--- START OF RECORDS TO PROCESS ---

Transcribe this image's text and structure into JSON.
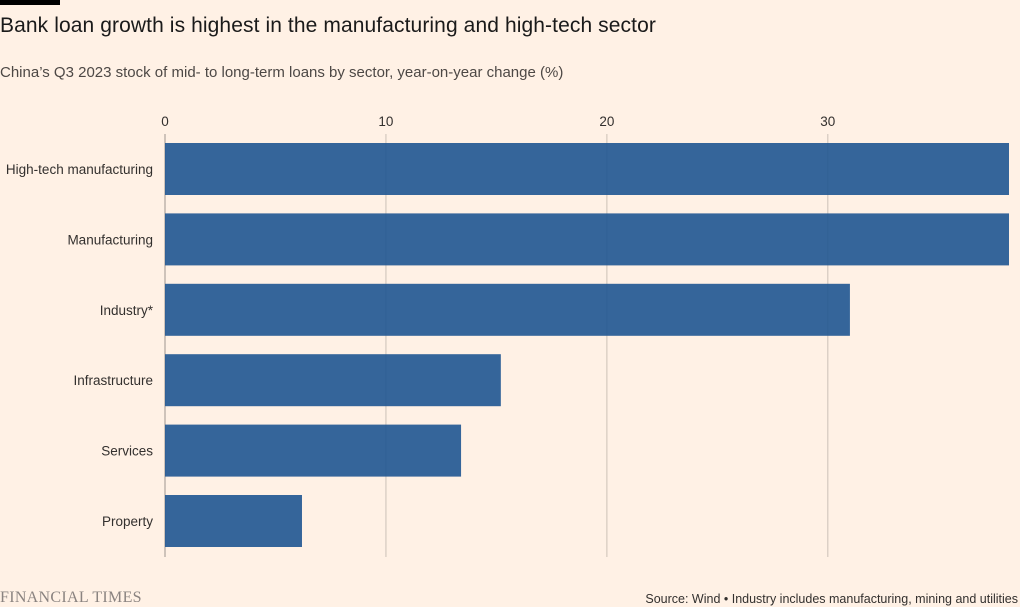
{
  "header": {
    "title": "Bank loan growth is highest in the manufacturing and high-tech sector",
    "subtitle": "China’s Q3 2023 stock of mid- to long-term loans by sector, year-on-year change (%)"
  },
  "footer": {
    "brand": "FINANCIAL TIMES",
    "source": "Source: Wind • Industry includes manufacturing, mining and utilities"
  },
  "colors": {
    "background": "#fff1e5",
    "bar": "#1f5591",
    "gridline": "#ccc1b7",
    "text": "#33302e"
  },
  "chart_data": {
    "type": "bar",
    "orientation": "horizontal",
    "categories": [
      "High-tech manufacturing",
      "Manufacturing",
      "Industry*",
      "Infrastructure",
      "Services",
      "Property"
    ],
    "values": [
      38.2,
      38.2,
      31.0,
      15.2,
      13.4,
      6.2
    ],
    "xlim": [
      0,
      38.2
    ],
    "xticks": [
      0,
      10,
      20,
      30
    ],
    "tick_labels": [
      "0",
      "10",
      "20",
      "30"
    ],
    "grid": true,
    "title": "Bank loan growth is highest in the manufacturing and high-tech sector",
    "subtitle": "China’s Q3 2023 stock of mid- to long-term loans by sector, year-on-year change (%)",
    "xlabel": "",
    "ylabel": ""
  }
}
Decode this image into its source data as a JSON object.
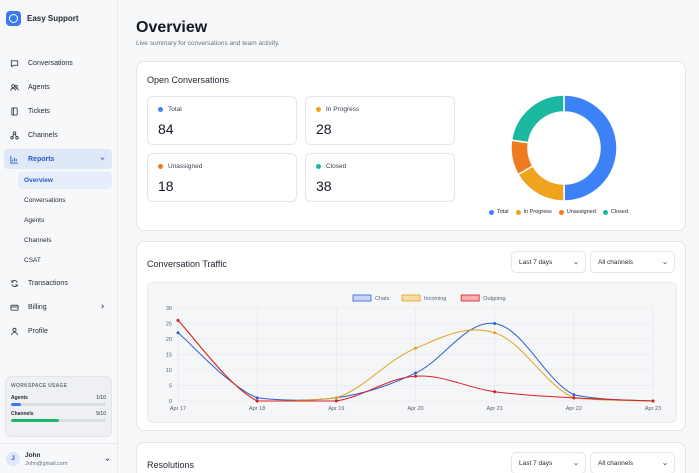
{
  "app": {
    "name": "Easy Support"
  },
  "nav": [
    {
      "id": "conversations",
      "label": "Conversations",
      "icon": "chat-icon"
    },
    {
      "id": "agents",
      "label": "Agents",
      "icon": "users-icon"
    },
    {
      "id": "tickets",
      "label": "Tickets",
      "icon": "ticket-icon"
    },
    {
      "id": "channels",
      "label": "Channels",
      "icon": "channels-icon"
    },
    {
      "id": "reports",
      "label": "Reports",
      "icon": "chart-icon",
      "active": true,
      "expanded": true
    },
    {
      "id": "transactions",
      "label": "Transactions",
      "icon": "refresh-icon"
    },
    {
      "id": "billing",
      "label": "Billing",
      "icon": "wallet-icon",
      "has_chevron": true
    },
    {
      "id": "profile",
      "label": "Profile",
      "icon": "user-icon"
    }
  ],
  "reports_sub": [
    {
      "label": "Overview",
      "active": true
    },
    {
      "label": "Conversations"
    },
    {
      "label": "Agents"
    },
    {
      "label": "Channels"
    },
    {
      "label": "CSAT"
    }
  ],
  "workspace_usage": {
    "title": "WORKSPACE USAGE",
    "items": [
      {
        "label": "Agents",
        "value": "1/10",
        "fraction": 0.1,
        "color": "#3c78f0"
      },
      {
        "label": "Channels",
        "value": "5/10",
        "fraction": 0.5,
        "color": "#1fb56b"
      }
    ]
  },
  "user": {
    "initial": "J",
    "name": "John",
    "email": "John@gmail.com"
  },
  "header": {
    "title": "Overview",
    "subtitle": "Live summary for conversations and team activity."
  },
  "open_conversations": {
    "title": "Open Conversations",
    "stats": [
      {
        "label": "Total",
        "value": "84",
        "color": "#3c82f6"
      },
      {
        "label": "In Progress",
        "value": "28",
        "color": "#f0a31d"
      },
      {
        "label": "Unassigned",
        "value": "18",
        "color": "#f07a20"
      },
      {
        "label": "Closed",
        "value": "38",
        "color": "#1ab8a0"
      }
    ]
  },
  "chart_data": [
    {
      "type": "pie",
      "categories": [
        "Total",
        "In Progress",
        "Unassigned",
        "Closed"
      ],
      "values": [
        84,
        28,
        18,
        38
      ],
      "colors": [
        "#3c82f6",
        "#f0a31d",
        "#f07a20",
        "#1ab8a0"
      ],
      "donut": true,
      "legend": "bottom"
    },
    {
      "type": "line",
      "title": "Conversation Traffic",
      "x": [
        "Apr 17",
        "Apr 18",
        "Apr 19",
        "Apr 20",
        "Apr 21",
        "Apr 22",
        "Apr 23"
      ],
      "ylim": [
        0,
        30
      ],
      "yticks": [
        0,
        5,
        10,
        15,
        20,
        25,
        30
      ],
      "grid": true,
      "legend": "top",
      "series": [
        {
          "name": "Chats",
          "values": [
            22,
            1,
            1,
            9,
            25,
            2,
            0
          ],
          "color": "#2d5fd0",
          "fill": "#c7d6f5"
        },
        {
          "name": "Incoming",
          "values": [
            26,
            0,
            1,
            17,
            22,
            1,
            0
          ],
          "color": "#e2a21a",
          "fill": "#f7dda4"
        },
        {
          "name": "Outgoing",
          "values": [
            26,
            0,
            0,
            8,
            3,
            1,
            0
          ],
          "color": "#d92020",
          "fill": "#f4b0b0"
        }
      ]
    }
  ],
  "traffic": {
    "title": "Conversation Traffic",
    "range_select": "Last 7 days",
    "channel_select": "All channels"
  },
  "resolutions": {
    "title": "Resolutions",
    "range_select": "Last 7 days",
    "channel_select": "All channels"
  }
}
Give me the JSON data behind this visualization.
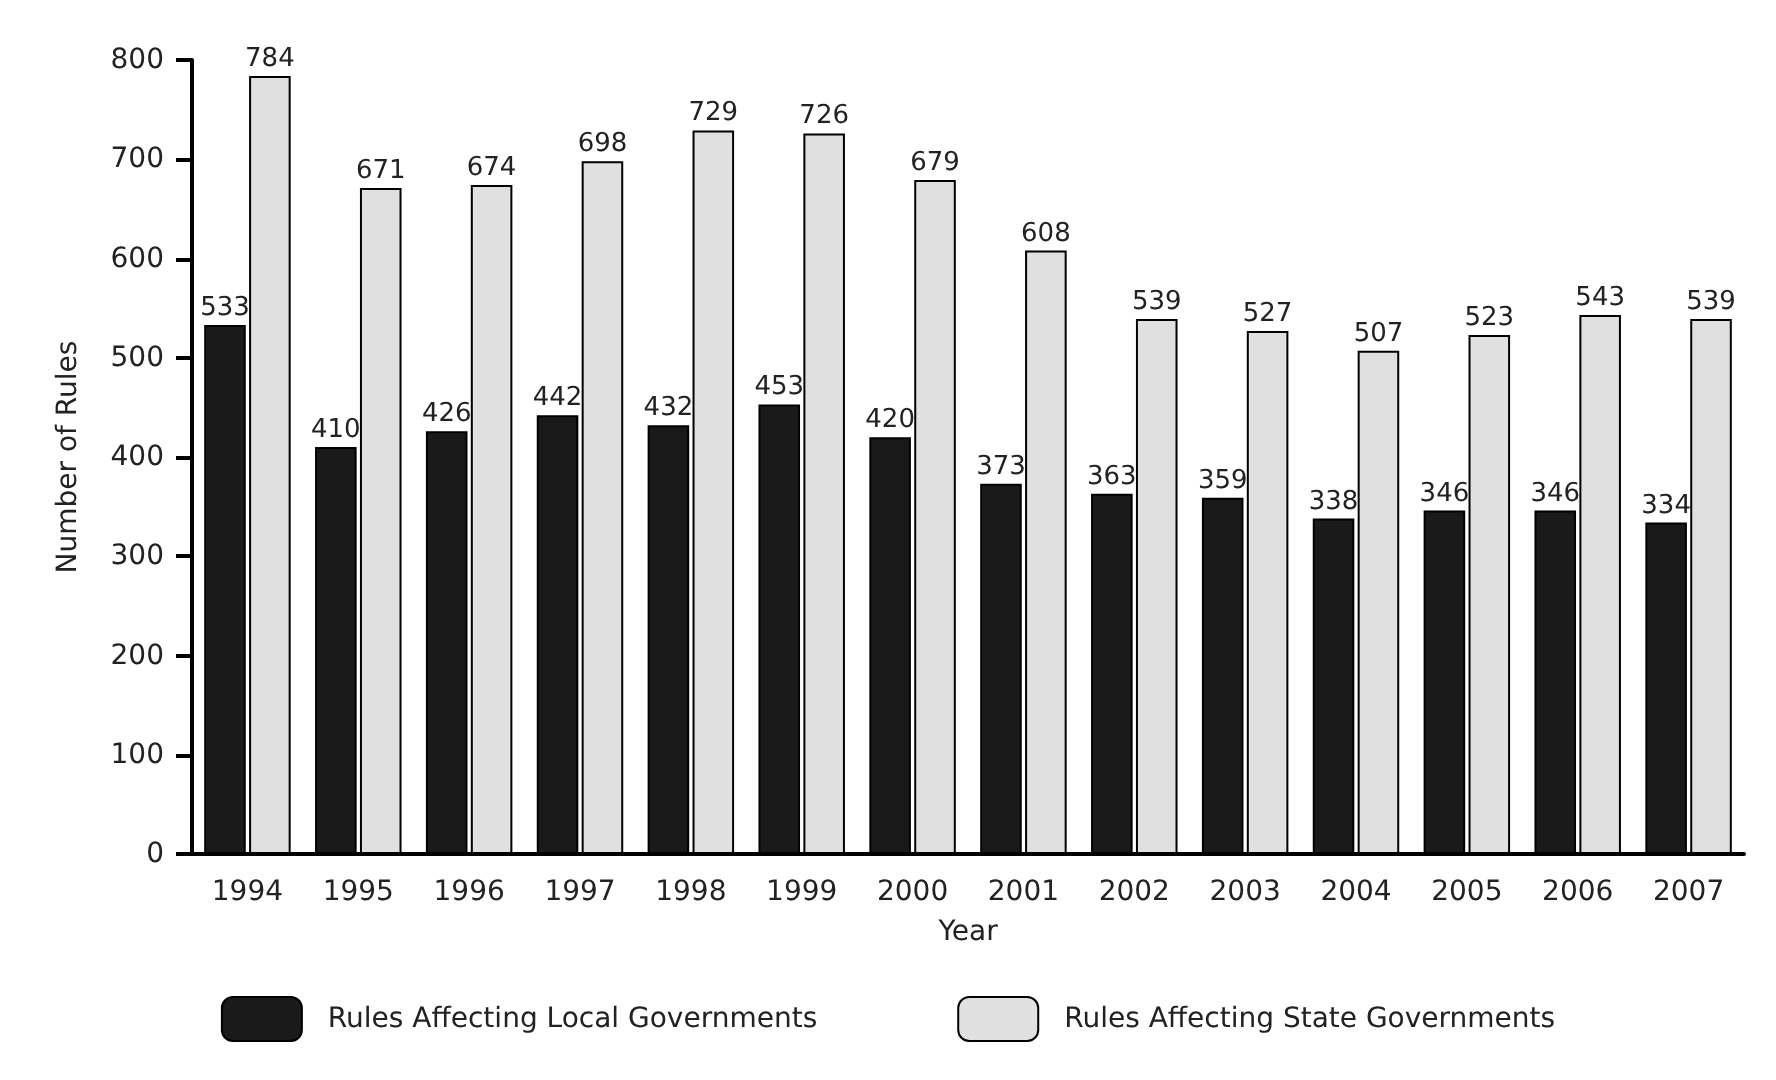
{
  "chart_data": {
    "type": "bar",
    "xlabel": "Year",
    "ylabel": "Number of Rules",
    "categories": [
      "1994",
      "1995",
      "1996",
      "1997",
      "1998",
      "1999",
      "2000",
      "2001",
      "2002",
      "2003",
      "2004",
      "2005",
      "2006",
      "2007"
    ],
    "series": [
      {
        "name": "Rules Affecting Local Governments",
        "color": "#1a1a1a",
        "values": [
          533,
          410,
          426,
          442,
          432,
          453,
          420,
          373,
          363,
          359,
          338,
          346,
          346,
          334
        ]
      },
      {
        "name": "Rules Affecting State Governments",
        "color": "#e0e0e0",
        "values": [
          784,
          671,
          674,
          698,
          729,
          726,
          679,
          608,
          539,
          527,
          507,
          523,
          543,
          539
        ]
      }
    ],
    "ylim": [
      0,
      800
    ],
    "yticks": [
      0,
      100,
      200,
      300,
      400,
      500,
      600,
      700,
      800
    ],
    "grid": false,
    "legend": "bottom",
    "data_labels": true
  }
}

--- END OF RECORDS TO PROCESS ---

DIRECTIONS. From the entries above, output every line exactly and omit any image.

THE OUTPUT.
Transcribe this image's text and structure into JSON.
{
  "header": {
    "title": "Bank loan growth is highest in the manufacturing and high-tech sector",
    "subtitle": "China’s Q3 2023 stock of mid- to long-term loans by sector, year-on-year change (%)"
  },
  "footer": {
    "brand": "FINANCIAL TIMES",
    "source": "Source: Wind • Industry includes manufacturing, mining and utilities"
  },
  "colors": {
    "background": "#fff1e5",
    "bar": "#1f5591",
    "gridline": "#ccc1b7",
    "text": "#33302e"
  },
  "chart_data": {
    "type": "bar",
    "orientation": "horizontal",
    "categories": [
      "High-tech manufacturing",
      "Manufacturing",
      "Industry*",
      "Infrastructure",
      "Services",
      "Property"
    ],
    "values": [
      38.2,
      38.2,
      31.0,
      15.2,
      13.4,
      6.2
    ],
    "xlim": [
      0,
      38.2
    ],
    "xticks": [
      0,
      10,
      20,
      30
    ],
    "tick_labels": [
      "0",
      "10",
      "20",
      "30"
    ],
    "grid": true,
    "title": "Bank loan growth is highest in the manufacturing and high-tech sector",
    "subtitle": "China’s Q3 2023 stock of mid- to long-term loans by sector, year-on-year change (%)",
    "xlabel": "",
    "ylabel": ""
  }
}
Decode this image into its source data as a JSON object.
{
  "app": {
    "name": "Easy Support"
  },
  "nav": [
    {
      "id": "conversations",
      "label": "Conversations",
      "icon": "chat-icon"
    },
    {
      "id": "agents",
      "label": "Agents",
      "icon": "users-icon"
    },
    {
      "id": "tickets",
      "label": "Tickets",
      "icon": "ticket-icon"
    },
    {
      "id": "channels",
      "label": "Channels",
      "icon": "channels-icon"
    },
    {
      "id": "reports",
      "label": "Reports",
      "icon": "chart-icon",
      "active": true,
      "expanded": true
    },
    {
      "id": "transactions",
      "label": "Transactions",
      "icon": "refresh-icon"
    },
    {
      "id": "billing",
      "label": "Billing",
      "icon": "wallet-icon",
      "has_chevron": true
    },
    {
      "id": "profile",
      "label": "Profile",
      "icon": "user-icon"
    }
  ],
  "reports_sub": [
    {
      "label": "Overview",
      "active": true
    },
    {
      "label": "Conversations"
    },
    {
      "label": "Agents"
    },
    {
      "label": "Channels"
    },
    {
      "label": "CSAT"
    }
  ],
  "workspace_usage": {
    "title": "WORKSPACE USAGE",
    "items": [
      {
        "label": "Agents",
        "value": "1/10",
        "fraction": 0.1,
        "color": "#3c78f0"
      },
      {
        "label": "Channels",
        "value": "5/10",
        "fraction": 0.5,
        "color": "#1fb56b"
      }
    ]
  },
  "user": {
    "initial": "J",
    "name": "John",
    "email": "John@gmail.com"
  },
  "header": {
    "title": "Overview",
    "subtitle": "Live summary for conversations and team activity."
  },
  "open_conversations": {
    "title": "Open Conversations",
    "stats": [
      {
        "label": "Total",
        "value": "84",
        "color": "#3c82f6"
      },
      {
        "label": "In Progress",
        "value": "28",
        "color": "#f0a31d"
      },
      {
        "label": "Unassigned",
        "value": "18",
        "color": "#f07a20"
      },
      {
        "label": "Closed",
        "value": "38",
        "color": "#1ab8a0"
      }
    ]
  },
  "chart_data": [
    {
      "type": "pie",
      "categories": [
        "Total",
        "In Progress",
        "Unassigned",
        "Closed"
      ],
      "values": [
        84,
        28,
        18,
        38
      ],
      "colors": [
        "#3c82f6",
        "#f0a31d",
        "#f07a20",
        "#1ab8a0"
      ],
      "donut": true,
      "legend": "bottom"
    },
    {
      "type": "line",
      "title": "Conversation Traffic",
      "x": [
        "Apr 17",
        "Apr 18",
        "Apr 19",
        "Apr 20",
        "Apr 21",
        "Apr 22",
        "Apr 23"
      ],
      "ylim": [
        0,
        30
      ],
      "yticks": [
        0,
        5,
        10,
        15,
        20,
        25,
        30
      ],
      "grid": true,
      "legend": "top",
      "series": [
        {
          "name": "Chats",
          "values": [
            22,
            1,
            1,
            9,
            25,
            2,
            0
          ],
          "color": "#2d5fd0",
          "fill": "#c7d6f5"
        },
        {
          "name": "Incoming",
          "values": [
            26,
            0,
            1,
            17,
            22,
            1,
            0
          ],
          "color": "#e2a21a",
          "fill": "#f7dda4"
        },
        {
          "name": "Outgoing",
          "values": [
            26,
            0,
            0,
            8,
            3,
            1,
            0
          ],
          "color": "#d92020",
          "fill": "#f4b0b0"
        }
      ]
    }
  ],
  "traffic": {
    "title": "Conversation Traffic",
    "range_select": "Last 7 days",
    "channel_select": "All channels"
  },
  "resolutions": {
    "title": "Resolutions",
    "range_select": "Last 7 days",
    "channel_select": "All channels"
  }
}
Give me the JSON data behind this visualization.
{
  "chart_data": {
    "type": "bar",
    "xlabel": "Year",
    "ylabel": "Number of Rules",
    "categories": [
      "1994",
      "1995",
      "1996",
      "1997",
      "1998",
      "1999",
      "2000",
      "2001",
      "2002",
      "2003",
      "2004",
      "2005",
      "2006",
      "2007"
    ],
    "series": [
      {
        "name": "Rules Affecting Local Governments",
        "color": "#1a1a1a",
        "values": [
          533,
          410,
          426,
          442,
          432,
          453,
          420,
          373,
          363,
          359,
          338,
          346,
          346,
          334
        ]
      },
      {
        "name": "Rules Affecting State Governments",
        "color": "#e0e0e0",
        "values": [
          784,
          671,
          674,
          698,
          729,
          726,
          679,
          608,
          539,
          527,
          507,
          523,
          543,
          539
        ]
      }
    ],
    "ylim": [
      0,
      800
    ],
    "yticks": [
      0,
      100,
      200,
      300,
      400,
      500,
      600,
      700,
      800
    ],
    "grid": false,
    "legend": "bottom",
    "data_labels": true
  }
}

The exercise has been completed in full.